··· Stored rows
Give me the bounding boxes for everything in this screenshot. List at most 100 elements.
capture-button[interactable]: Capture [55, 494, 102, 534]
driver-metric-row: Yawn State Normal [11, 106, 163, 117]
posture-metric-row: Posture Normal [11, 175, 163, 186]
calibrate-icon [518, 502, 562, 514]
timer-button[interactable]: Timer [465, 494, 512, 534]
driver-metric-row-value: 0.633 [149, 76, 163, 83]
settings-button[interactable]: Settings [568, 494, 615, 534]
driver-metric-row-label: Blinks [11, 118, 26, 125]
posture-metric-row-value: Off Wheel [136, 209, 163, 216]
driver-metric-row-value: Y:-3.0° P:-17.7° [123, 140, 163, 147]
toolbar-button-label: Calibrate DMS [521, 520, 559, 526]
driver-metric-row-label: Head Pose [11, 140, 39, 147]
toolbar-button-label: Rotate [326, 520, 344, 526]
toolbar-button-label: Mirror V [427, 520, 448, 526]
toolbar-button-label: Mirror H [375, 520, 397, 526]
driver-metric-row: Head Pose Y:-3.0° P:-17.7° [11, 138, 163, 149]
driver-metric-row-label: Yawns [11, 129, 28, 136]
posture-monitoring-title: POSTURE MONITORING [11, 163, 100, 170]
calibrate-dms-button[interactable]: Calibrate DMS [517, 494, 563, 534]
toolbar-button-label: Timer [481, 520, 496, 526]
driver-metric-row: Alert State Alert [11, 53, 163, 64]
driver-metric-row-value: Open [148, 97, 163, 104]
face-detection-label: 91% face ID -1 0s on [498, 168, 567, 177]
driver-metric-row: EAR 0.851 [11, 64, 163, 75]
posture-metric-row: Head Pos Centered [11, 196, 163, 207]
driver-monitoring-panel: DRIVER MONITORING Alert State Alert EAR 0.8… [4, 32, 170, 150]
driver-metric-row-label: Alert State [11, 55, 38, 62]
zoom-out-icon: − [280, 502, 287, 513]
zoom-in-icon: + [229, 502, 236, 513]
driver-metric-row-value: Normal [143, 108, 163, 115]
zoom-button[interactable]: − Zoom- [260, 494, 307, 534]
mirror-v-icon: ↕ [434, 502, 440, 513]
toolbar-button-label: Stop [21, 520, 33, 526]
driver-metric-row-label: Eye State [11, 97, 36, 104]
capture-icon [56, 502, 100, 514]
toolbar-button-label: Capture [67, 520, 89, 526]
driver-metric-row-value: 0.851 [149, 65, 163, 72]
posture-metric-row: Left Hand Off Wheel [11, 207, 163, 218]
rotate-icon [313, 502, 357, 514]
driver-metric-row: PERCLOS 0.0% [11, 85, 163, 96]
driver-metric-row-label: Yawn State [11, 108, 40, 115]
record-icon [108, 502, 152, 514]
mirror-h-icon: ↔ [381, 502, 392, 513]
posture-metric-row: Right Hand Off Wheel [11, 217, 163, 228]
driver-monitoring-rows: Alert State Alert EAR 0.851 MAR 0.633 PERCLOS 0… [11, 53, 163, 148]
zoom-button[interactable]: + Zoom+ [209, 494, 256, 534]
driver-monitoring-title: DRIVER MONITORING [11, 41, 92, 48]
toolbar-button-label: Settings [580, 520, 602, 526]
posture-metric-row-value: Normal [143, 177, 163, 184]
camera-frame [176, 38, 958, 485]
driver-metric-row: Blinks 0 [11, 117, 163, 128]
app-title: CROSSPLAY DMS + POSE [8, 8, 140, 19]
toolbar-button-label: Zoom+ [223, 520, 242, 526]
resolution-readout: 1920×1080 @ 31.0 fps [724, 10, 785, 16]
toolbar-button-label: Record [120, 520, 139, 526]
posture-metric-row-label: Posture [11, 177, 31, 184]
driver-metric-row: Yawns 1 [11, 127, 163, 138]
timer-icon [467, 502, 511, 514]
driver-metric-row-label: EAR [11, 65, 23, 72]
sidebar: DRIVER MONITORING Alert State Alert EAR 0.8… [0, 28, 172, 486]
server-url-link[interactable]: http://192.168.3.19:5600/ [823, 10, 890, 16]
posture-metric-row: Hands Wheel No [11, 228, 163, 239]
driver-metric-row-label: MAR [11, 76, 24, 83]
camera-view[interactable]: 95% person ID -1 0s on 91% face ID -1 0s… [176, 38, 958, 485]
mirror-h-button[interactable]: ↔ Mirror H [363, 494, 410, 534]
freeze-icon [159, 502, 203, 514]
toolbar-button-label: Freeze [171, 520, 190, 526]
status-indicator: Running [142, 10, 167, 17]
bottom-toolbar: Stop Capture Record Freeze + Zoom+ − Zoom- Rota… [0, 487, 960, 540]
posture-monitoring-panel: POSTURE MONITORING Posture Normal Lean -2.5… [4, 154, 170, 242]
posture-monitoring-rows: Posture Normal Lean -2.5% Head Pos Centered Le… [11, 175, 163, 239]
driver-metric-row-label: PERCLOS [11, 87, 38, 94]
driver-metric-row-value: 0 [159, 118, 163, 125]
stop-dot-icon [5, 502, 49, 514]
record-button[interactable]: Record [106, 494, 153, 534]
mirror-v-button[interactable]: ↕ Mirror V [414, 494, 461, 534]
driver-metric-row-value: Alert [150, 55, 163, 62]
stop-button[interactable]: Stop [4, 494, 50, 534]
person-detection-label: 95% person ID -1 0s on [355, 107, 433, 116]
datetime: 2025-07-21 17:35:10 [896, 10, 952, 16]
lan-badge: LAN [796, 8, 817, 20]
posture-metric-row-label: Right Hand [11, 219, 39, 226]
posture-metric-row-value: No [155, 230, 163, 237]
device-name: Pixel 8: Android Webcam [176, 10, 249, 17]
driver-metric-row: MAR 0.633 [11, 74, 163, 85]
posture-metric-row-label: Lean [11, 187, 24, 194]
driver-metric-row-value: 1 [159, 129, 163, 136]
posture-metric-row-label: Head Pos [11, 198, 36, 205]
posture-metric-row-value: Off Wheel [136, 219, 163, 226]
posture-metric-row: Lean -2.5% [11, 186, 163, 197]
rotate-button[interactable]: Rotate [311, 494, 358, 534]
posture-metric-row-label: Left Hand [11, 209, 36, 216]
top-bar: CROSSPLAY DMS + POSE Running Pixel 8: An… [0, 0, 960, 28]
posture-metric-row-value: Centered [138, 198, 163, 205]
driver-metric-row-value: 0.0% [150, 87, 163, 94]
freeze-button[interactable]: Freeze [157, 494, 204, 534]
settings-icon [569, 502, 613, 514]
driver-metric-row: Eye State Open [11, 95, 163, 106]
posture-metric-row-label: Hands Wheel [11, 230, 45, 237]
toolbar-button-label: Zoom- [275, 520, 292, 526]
······
Copy every line of the records above without changing a single character.

> **Result of the exercise**
Give me the bounding boxes for everything in this screenshot. List at most 100 elements.
capture-button[interactable]: Capture [55, 494, 102, 534]
driver-metric-row: Yawn State Normal [11, 106, 163, 117]
posture-metric-row: Posture Normal [11, 175, 163, 186]
calibrate-icon [518, 502, 562, 514]
timer-button[interactable]: Timer [465, 494, 512, 534]
driver-metric-row-value: 0.633 [149, 76, 163, 83]
settings-button[interactable]: Settings [568, 494, 615, 534]
driver-metric-row-label: Blinks [11, 118, 26, 125]
posture-metric-row-value: Off Wheel [136, 209, 163, 216]
driver-metric-row-value: Y:-3.0° P:-17.7° [123, 140, 163, 147]
toolbar-button-label: Calibrate DMS [521, 520, 559, 526]
driver-metric-row-label: Head Pose [11, 140, 39, 147]
toolbar-button-label: Rotate [326, 520, 344, 526]
toolbar-button-label: Mirror V [427, 520, 448, 526]
toolbar-button-label: Mirror H [375, 520, 397, 526]
driver-metric-row: Head Pose Y:-3.0° P:-17.7° [11, 138, 163, 149]
driver-metric-row-label: Yawns [11, 129, 28, 136]
posture-monitoring-title: POSTURE MONITORING [11, 163, 100, 170]
calibrate-dms-button[interactable]: Calibrate DMS [517, 494, 563, 534]
toolbar-button-label: Timer [481, 520, 496, 526]
driver-metric-row: Alert State Alert [11, 53, 163, 64]
driver-metric-row-value: Open [148, 97, 163, 104]
face-detection-label: 91% face ID -1 0s on [498, 168, 567, 177]
driver-metric-row: EAR 0.851 [11, 64, 163, 75]
posture-metric-row: Head Pos Centered [11, 196, 163, 207]
driver-monitoring-panel: DRIVER MONITORING Alert State Alert EAR 0.8… [4, 32, 170, 150]
driver-metric-row-label: Alert State [11, 55, 38, 62]
zoom-out-icon: − [280, 502, 287, 513]
zoom-in-icon: + [229, 502, 236, 513]
driver-metric-row-value: Normal [143, 108, 163, 115]
zoom-button[interactable]: − Zoom- [260, 494, 307, 534]
mirror-v-icon: ↕ [434, 502, 440, 513]
toolbar-button-label: Stop [21, 520, 33, 526]
driver-metric-row-label: Eye State [11, 97, 36, 104]
capture-icon [56, 502, 100, 514]
toolbar-button-label: Capture [67, 520, 89, 526]
driver-metric-row-value: 0.851 [149, 65, 163, 72]
posture-metric-row: Left Hand Off Wheel [11, 207, 163, 218]
rotate-icon [313, 502, 357, 514]
driver-metric-row: PERCLOS 0.0% [11, 85, 163, 96]
driver-metric-row-label: Yawn State [11, 108, 40, 115]
record-icon [108, 502, 152, 514]
mirror-h-icon: ↔ [381, 502, 392, 513]
posture-metric-row: Right Hand Off Wheel [11, 217, 163, 228]
driver-monitoring-rows: Alert State Alert EAR 0.851 MAR 0.633 PERCLOS 0… [11, 53, 163, 148]
zoom-button[interactable]: + Zoom+ [209, 494, 256, 534]
driver-monitoring-title: DRIVER MONITORING [11, 41, 92, 48]
toolbar-button-label: Settings [580, 520, 602, 526]
posture-metric-row-value: Normal [143, 177, 163, 184]
camera-frame [176, 38, 958, 485]
driver-metric-row: Blinks 0 [11, 117, 163, 128]
app-title: CROSSPLAY DMS + POSE [8, 8, 140, 19]
toolbar-button-label: Zoom+ [223, 520, 242, 526]
resolution-readout: 1920×1080 @ 31.0 fps [724, 10, 785, 16]
toolbar-button-label: Record [120, 520, 139, 526]
posture-metric-row-label: Posture [11, 177, 31, 184]
driver-metric-row: Yawns 1 [11, 127, 163, 138]
timer-icon [467, 502, 511, 514]
driver-metric-row-label: EAR [11, 65, 23, 72]
sidebar: DRIVER MONITORING Alert State Alert EAR 0.8… [0, 28, 172, 486]
server-url-link[interactable]: http://192.168.3.19:5600/ [823, 10, 890, 16]
posture-metric-row: Hands Wheel No [11, 228, 163, 239]
driver-metric-row-label: MAR [11, 76, 24, 83]
camera-view[interactable]: 95% person ID -1 0s on 91% face ID -1 0s… [176, 38, 958, 485]
mirror-h-button[interactable]: ↔ Mirror H [363, 494, 410, 534]
freeze-icon [159, 502, 203, 514]
toolbar-button-label: Freeze [171, 520, 190, 526]
status-indicator: Running [142, 10, 167, 17]
bottom-toolbar: Stop Capture Record Freeze + Zoom+ − Zoom- Rota… [0, 487, 960, 540]
posture-monitoring-panel: POSTURE MONITORING Posture Normal Lean -2.5… [4, 154, 170, 242]
posture-monitoring-rows: Posture Normal Lean -2.5% Head Pos Centered Le… [11, 175, 163, 239]
driver-metric-row-label: PERCLOS [11, 87, 38, 94]
driver-metric-row-value: 0 [159, 118, 163, 125]
stop-dot-icon [5, 502, 49, 514]
record-button[interactable]: Record [106, 494, 153, 534]
mirror-v-button[interactable]: ↕ Mirror V [414, 494, 461, 534]
driver-metric-row-value: Alert [150, 55, 163, 62]
stop-button[interactable]: Stop [4, 494, 50, 534]
person-detection-label: 95% person ID -1 0s on [355, 107, 433, 116]
datetime: 2025-07-21 17:35:10 [896, 10, 952, 16]
lan-badge: LAN [796, 8, 817, 20]
posture-metric-row-label: Right Hand [11, 219, 39, 226]
posture-metric-row-value: No [155, 230, 163, 237]
device-name: Pixel 8: Android Webcam [176, 10, 249, 17]
driver-metric-row: MAR 0.633 [11, 74, 163, 85]
posture-metric-row-label: Lean [11, 187, 24, 194]
driver-metric-row-value: 1 [159, 129, 163, 136]
posture-metric-row-label: Head Pos [11, 198, 36, 205]
posture-metric-row-value: Off Wheel [136, 219, 163, 226]
posture-metric-row: Lean -2.5% [11, 186, 163, 197]
rotate-button[interactable]: Rotate [311, 494, 358, 534]
posture-metric-row-label: Left Hand [11, 209, 36, 216]
top-bar: CROSSPLAY DMS + POSE Running Pixel 8: An… [0, 0, 960, 28]
posture-metric-row-value: Centered [138, 198, 163, 205]
driver-metric-row-value: 0.0% [150, 87, 163, 94]
freeze-button[interactable]: Freeze [157, 494, 204, 534]
settings-icon [569, 502, 613, 514]
driver-metric-row: Eye State Open [11, 95, 163, 106]
posture-metric-row-label: Hands Wheel [11, 230, 45, 237]
toolbar-button-label: Zoom- [275, 520, 292, 526]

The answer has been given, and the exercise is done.